→ Task brief: All lines in which the word "ylabel" occurs are to be extracted.
━━━━━ Entries ━━━━━
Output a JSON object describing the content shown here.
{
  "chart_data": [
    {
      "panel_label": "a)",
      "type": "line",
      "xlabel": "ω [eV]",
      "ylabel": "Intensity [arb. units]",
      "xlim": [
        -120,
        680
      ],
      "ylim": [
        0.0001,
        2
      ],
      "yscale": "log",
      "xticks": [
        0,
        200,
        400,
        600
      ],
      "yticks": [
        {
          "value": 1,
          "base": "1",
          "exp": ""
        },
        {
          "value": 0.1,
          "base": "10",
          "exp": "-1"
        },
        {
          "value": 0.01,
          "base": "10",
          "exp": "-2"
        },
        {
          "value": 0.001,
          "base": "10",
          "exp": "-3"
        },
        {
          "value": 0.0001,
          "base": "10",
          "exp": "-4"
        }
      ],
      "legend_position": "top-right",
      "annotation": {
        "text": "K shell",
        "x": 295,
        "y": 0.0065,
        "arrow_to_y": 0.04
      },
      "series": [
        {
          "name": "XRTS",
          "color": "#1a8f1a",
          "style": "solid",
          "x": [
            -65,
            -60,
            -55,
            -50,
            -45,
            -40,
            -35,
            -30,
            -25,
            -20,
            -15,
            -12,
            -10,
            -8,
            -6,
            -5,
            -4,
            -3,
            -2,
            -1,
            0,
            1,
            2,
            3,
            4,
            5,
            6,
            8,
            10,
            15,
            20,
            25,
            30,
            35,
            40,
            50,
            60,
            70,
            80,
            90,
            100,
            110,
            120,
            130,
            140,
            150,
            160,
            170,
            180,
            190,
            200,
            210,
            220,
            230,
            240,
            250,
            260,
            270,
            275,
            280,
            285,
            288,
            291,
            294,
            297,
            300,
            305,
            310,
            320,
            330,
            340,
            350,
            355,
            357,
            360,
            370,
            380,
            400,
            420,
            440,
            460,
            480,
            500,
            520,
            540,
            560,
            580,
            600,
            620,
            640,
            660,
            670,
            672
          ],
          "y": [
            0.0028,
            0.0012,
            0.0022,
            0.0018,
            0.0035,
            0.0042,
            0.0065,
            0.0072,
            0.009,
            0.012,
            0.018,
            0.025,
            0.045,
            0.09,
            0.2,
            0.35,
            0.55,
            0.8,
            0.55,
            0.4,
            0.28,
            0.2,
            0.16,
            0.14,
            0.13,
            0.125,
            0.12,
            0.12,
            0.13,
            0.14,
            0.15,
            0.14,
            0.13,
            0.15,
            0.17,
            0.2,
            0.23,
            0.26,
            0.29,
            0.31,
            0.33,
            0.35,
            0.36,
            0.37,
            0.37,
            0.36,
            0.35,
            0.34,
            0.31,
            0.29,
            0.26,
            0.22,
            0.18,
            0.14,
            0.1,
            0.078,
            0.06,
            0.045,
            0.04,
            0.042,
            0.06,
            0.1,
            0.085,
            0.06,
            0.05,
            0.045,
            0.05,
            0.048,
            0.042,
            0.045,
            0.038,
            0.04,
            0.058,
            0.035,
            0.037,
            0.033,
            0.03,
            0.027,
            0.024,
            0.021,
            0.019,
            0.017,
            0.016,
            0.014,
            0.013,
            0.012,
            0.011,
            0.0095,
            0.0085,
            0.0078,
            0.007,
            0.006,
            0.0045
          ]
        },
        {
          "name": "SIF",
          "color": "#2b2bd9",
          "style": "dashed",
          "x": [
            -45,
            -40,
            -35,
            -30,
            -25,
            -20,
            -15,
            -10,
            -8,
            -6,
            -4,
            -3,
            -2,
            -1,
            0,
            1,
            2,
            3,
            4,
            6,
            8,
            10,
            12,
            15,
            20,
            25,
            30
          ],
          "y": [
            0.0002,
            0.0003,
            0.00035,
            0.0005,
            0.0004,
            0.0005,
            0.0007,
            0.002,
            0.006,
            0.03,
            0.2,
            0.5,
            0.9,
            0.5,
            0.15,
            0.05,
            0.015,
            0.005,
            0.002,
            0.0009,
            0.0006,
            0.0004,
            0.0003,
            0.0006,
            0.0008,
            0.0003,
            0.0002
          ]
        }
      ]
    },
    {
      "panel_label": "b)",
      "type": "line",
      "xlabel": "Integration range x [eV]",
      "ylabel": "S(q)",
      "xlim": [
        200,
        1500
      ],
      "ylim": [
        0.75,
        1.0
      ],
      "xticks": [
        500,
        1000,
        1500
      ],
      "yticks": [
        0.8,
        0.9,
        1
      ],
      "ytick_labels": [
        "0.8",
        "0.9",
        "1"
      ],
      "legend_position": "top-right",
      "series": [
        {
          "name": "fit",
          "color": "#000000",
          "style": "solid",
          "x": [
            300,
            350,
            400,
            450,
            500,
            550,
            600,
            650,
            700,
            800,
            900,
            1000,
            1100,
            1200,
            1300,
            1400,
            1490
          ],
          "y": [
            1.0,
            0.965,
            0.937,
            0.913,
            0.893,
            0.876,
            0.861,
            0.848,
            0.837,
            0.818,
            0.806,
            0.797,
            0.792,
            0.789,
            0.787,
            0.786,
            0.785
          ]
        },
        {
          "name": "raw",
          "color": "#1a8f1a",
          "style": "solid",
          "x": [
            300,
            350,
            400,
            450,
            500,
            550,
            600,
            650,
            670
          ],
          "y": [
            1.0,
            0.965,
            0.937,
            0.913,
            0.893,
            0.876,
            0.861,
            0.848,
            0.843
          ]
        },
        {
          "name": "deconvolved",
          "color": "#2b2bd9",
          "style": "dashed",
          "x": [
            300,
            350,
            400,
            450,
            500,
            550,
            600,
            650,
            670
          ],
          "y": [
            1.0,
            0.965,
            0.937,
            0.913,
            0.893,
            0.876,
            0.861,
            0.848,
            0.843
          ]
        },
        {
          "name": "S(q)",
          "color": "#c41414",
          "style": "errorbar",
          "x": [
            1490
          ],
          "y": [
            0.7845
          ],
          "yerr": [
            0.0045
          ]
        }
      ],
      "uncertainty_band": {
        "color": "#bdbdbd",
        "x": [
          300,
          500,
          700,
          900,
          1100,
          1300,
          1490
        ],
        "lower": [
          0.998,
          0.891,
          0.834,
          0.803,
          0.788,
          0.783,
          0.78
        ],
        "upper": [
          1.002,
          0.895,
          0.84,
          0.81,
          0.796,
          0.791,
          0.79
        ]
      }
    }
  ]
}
━━━━━
→ Exercise response:
      "ylabel": "Intensity [arb. units]",
      "ylabel": "S(q)",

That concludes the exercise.